> _Challenge_: Could you transcribe the material below exactly, without leaving out a single line?

> _Record set_:

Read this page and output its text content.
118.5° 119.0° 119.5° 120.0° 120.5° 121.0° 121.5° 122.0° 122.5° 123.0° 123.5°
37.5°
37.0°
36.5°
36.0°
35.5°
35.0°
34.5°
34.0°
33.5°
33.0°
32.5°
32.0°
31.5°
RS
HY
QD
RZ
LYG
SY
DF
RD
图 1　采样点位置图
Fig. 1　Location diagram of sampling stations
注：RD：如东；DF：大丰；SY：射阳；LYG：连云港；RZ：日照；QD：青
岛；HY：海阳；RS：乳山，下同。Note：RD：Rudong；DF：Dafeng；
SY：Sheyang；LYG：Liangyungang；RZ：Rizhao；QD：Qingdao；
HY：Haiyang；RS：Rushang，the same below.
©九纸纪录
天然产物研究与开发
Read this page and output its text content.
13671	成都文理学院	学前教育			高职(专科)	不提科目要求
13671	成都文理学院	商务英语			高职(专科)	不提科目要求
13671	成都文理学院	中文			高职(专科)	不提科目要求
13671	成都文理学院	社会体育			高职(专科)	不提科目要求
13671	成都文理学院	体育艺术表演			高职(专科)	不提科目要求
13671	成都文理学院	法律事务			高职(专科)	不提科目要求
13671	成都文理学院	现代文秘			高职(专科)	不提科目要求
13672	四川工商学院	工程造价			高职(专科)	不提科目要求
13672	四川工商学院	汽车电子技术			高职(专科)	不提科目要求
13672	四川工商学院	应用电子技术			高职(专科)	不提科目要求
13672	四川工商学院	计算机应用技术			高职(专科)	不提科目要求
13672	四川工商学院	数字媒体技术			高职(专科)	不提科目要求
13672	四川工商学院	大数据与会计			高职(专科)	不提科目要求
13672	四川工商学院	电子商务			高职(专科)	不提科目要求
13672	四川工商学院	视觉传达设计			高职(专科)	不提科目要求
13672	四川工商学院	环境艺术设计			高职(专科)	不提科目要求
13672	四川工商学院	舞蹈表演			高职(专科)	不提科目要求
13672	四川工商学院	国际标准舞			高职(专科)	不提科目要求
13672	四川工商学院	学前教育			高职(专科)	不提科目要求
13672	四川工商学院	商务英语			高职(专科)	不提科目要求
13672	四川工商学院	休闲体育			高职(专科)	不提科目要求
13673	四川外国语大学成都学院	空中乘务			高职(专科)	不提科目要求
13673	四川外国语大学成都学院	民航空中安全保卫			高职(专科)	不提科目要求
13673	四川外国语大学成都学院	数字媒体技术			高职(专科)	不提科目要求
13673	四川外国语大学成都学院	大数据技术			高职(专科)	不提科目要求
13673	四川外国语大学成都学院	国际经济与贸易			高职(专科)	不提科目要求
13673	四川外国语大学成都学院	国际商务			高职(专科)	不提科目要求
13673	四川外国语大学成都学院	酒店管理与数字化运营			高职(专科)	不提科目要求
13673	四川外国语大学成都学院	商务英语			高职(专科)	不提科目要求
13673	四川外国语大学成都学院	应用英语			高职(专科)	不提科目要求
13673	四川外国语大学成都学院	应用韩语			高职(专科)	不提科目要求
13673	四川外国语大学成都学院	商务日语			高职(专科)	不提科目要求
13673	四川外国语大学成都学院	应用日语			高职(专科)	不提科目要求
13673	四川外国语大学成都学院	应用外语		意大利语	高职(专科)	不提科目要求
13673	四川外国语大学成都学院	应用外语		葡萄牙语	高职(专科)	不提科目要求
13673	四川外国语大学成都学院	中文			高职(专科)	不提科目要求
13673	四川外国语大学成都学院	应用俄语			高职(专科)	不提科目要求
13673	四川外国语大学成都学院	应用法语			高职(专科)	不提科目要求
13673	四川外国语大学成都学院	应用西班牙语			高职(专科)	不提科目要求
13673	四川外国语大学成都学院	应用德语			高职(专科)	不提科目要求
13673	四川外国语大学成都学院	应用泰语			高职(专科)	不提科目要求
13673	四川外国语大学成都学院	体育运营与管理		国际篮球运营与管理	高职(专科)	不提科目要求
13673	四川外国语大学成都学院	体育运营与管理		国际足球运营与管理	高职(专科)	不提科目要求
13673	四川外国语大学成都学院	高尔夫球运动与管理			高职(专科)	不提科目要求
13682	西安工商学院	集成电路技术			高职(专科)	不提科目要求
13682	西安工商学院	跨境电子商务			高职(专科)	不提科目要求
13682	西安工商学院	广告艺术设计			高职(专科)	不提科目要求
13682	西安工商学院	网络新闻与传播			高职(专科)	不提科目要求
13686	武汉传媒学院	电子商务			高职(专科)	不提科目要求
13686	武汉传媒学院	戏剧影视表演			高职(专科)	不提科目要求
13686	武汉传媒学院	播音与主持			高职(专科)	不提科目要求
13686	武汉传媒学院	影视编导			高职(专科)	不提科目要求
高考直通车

> _Complete output_:
Read this page and output its text content.
118.5° 119.0° 119.5° 120.0° 120.5° 121.0° 121.5° 122.0° 122.5° 123.0° 123.5°
37.5°
37.0°
36.5°
36.0°
35.5°
35.0°
34.5°
34.0°
33.5°
33.0°
32.5°
32.0°
31.5°
RS
HY
QD
RZ
LYG
SY
DF
RD
图 1　采样点位置图
Fig. 1　Location diagram of sampling stations
注：RD：如东；DF：大丰；SY：射阳；LYG：连云港；RZ：日照；QD：青
岛；HY：海阳；RS：乳山，下同。Note：RD：Rudong；DF：Dafeng；
SY：Sheyang；LYG：Liangyungang；RZ：Rizhao；QD：Qingdao；
HY：Haiyang；RS：Rushang，the same below.
©九纸纪录
天然产物研究与开发
Read this page and output its text content.
13671	成都文理学院	学前教育			高职(专科)	不提科目要求
13671	成都文理学院	商务英语			高职(专科)	不提科目要求
13671	成都文理学院	中文			高职(专科)	不提科目要求
13671	成都文理学院	社会体育			高职(专科)	不提科目要求
13671	成都文理学院	体育艺术表演			高职(专科)	不提科目要求
13671	成都文理学院	法律事务			高职(专科)	不提科目要求
13671	成都文理学院	现代文秘			高职(专科)	不提科目要求
13672	四川工商学院	工程造价			高职(专科)	不提科目要求
13672	四川工商学院	汽车电子技术			高职(专科)	不提科目要求
13672	四川工商学院	应用电子技术			高职(专科)	不提科目要求
13672	四川工商学院	计算机应用技术			高职(专科)	不提科目要求
13672	四川工商学院	数字媒体技术			高职(专科)	不提科目要求
13672	四川工商学院	大数据与会计			高职(专科)	不提科目要求
13672	四川工商学院	电子商务			高职(专科)	不提科目要求
13672	四川工商学院	视觉传达设计			高职(专科)	不提科目要求
13672	四川工商学院	环境艺术设计			高职(专科)	不提科目要求
13672	四川工商学院	舞蹈表演			高职(专科)	不提科目要求
13672	四川工商学院	国际标准舞			高职(专科)	不提科目要求
13672	四川工商学院	学前教育			高职(专科)	不提科目要求
13672	四川工商学院	商务英语			高职(专科)	不提科目要求
13672	四川工商学院	休闲体育			高职(专科)	不提科目要求
13673	四川外国语大学成都学院	空中乘务			高职(专科)	不提科目要求
13673	四川外国语大学成都学院	民航空中安全保卫			高职(专科)	不提科目要求
13673	四川外国语大学成都学院	数字媒体技术			高职(专科)	不提科目要求
13673	四川外国语大学成都学院	大数据技术			高职(专科)	不提科目要求
13673	四川外国语大学成都学院	国际经济与贸易			高职(专科)	不提科目要求
13673	四川外国语大学成都学院	国际商务			高职(专科)	不提科目要求
13673	四川外国语大学成都学院	酒店管理与数字化运营			高职(专科)	不提科目要求
13673	四川外国语大学成都学院	商务英语			高职(专科)	不提科目要求
13673	四川外国语大学成都学院	应用英语			高职(专科)	不提科目要求
13673	四川外国语大学成都学院	应用韩语			高职(专科)	不提科目要求
13673	四川外国语大学成都学院	商务日语			高职(专科)	不提科目要求
13673	四川外国语大学成都学院	应用日语			高职(专科)	不提科目要求
13673	四川外国语大学成都学院	应用外语		意大利语	高职(专科)	不提科目要求
13673	四川外国语大学成都学院	应用外语		葡萄牙语	高职(专科)	不提科目要求
13673	四川外国语大学成都学院	中文			高职(专科)	不提科目要求
13673	四川外国语大学成都学院	应用俄语			高职(专科)	不提科目要求
13673	四川外国语大学成都学院	应用法语			高职(专科)	不提科目要求
13673	四川外国语大学成都学院	应用西班牙语			高职(专科)	不提科目要求
13673	四川外国语大学成都学院	应用德语			高职(专科)	不提科目要求
13673	四川外国语大学成都学院	应用泰语			高职(专科)	不提科目要求
13673	四川外国语大学成都学院	体育运营与管理		国际篮球运营与管理	高职(专科)	不提科目要求
13673	四川外国语大学成都学院	体育运营与管理		国际足球运营与管理	高职(专科)	不提科目要求
13673	四川外国语大学成都学院	高尔夫球运动与管理			高职(专科)	不提科目要求
13682	西安工商学院	集成电路技术			高职(专科)	不提科目要求
13682	西安工商学院	跨境电子商务			高职(专科)	不提科目要求
13682	西安工商学院	广告艺术设计			高职(专科)	不提科目要求
13682	西安工商学院	网络新闻与传播			高职(专科)	不提科目要求
13686	武汉传媒学院	电子商务			高职(专科)	不提科目要求
13686	武汉传媒学院	戏剧影视表演			高职(专科)	不提科目要求
13686	武汉传媒学院	播音与主持			高职(专科)	不提科目要求
13686	武汉传媒学院	影视编导			高职(专科)	不提科目要求
高考直通车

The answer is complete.